═════ STORED DATA

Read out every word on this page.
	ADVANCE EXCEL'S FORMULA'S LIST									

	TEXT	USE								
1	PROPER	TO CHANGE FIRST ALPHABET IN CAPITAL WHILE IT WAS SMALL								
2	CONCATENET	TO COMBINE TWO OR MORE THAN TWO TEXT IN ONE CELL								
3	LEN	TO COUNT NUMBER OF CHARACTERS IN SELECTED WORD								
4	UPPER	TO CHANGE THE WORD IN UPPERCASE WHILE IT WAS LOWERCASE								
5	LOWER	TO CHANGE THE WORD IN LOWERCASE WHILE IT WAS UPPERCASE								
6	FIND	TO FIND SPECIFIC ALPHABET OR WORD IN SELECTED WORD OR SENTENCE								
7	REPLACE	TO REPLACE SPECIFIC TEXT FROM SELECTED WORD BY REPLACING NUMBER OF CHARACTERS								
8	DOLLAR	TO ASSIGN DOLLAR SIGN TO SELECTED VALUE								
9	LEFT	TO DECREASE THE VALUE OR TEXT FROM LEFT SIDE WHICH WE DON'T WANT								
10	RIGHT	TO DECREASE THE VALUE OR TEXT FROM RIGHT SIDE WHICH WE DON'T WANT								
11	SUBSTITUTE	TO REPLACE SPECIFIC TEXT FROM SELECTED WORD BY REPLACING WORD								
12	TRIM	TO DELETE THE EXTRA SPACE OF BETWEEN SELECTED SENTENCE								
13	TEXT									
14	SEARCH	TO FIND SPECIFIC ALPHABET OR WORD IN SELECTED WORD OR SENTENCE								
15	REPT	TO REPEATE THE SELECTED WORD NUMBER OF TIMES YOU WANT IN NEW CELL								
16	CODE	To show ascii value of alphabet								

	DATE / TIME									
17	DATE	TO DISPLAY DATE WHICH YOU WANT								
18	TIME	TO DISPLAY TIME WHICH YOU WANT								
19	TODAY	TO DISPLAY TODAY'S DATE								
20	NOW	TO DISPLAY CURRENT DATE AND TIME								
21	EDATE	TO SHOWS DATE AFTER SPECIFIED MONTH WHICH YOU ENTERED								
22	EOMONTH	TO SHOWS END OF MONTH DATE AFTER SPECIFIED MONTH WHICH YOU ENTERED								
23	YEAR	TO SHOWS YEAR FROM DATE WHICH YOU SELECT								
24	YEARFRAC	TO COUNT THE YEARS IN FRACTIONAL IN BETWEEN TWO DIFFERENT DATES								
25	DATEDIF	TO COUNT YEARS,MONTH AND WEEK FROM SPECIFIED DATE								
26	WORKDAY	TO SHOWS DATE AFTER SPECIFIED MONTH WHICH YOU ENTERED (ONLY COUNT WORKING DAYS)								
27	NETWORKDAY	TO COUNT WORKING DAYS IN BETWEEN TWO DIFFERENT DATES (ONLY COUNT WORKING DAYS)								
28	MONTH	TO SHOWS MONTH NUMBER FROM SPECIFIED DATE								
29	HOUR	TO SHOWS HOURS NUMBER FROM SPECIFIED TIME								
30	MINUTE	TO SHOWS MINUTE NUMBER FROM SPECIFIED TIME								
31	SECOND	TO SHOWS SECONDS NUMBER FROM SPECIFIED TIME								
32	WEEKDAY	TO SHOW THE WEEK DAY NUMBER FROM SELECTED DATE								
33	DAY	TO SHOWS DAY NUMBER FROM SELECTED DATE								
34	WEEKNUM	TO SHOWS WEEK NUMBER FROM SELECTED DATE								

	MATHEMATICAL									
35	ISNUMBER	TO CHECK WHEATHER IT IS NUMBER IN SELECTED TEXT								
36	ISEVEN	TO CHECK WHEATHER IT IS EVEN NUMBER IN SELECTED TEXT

══════════

◆ **GOAL**:
Repeat each of the entries above precisely as given.

◆ **WRITTEN ANSWER**:
Read out every word on this page.
	ADVANCE EXCEL'S FORMULA'S LIST									

	TEXT	USE								
1	PROPER	TO CHANGE FIRST ALPHABET IN CAPITAL WHILE IT WAS SMALL								
2	CONCATENET	TO COMBINE TWO OR MORE THAN TWO TEXT IN ONE CELL								
3	LEN	TO COUNT NUMBER OF CHARACTERS IN SELECTED WORD								
4	UPPER	TO CHANGE THE WORD IN UPPERCASE WHILE IT WAS LOWERCASE								
5	LOWER	TO CHANGE THE WORD IN LOWERCASE WHILE IT WAS UPPERCASE								
6	FIND	TO FIND SPECIFIC ALPHABET OR WORD IN SELECTED WORD OR SENTENCE								
7	REPLACE	TO REPLACE SPECIFIC TEXT FROM SELECTED WORD BY REPLACING NUMBER OF CHARACTERS								
8	DOLLAR	TO ASSIGN DOLLAR SIGN TO SELECTED VALUE								
9	LEFT	TO DECREASE THE VALUE OR TEXT FROM LEFT SIDE WHICH WE DON'T WANT								
10	RIGHT	TO DECREASE THE VALUE OR TEXT FROM RIGHT SIDE WHICH WE DON'T WANT								
11	SUBSTITUTE	TO REPLACE SPECIFIC TEXT FROM SELECTED WORD BY REPLACING WORD								
12	TRIM	TO DELETE THE EXTRA SPACE OF BETWEEN SELECTED SENTENCE								
13	TEXT									
14	SEARCH	TO FIND SPECIFIC ALPHABET OR WORD IN SELECTED WORD OR SENTENCE								
15	REPT	TO REPEATE THE SELECTED WORD NUMBER OF TIMES YOU WANT IN NEW CELL								
16	CODE	To show ascii value of alphabet								

	DATE / TIME									
17	DATE	TO DISPLAY DATE WHICH YOU WANT								
18	TIME	TO DISPLAY TIME WHICH YOU WANT								
19	TODAY	TO DISPLAY TODAY'S DATE								
20	NOW	TO DISPLAY CURRENT DATE AND TIME								
21	EDATE	TO SHOWS DATE AFTER SPECIFIED MONTH WHICH YOU ENTERED								
22	EOMONTH	TO SHOWS END OF MONTH DATE AFTER SPECIFIED MONTH WHICH YOU ENTERED								
23	YEAR	TO SHOWS YEAR FROM DATE WHICH YOU SELECT								
24	YEARFRAC	TO COUNT THE YEARS IN FRACTIONAL IN BETWEEN TWO DIFFERENT DATES								
25	DATEDIF	TO COUNT YEARS,MONTH AND WEEK FROM SPECIFIED DATE								
26	WORKDAY	TO SHOWS DATE AFTER SPECIFIED MONTH WHICH YOU ENTERED (ONLY COUNT WORKING DAYS)								
27	NETWORKDAY	TO COUNT WORKING DAYS IN BETWEEN TWO DIFFERENT DATES (ONLY COUNT WORKING DAYS)								
28	MONTH	TO SHOWS MONTH NUMBER FROM SPECIFIED DATE								
29	HOUR	TO SHOWS HOURS NUMBER FROM SPECIFIED TIME								
30	MINUTE	TO SHOWS MINUTE NUMBER FROM SPECIFIED TIME								
31	SECOND	TO SHOWS SECONDS NUMBER FROM SPECIFIED TIME								
32	WEEKDAY	TO SHOW THE WEEK DAY NUMBER FROM SELECTED DATE								
33	DAY	TO SHOWS DAY NUMBER FROM SELECTED DATE								
34	WEEKNUM	TO SHOWS WEEK NUMBER FROM SELECTED DATE								

	MATHEMATICAL									
35	ISNUMBER	TO CHECK WHEATHER IT IS NUMBER IN SELECTED TEXT								
36	ISEVEN	TO CHECK WHEATHER IT IS EVEN NUMBER IN SELECTED TEXT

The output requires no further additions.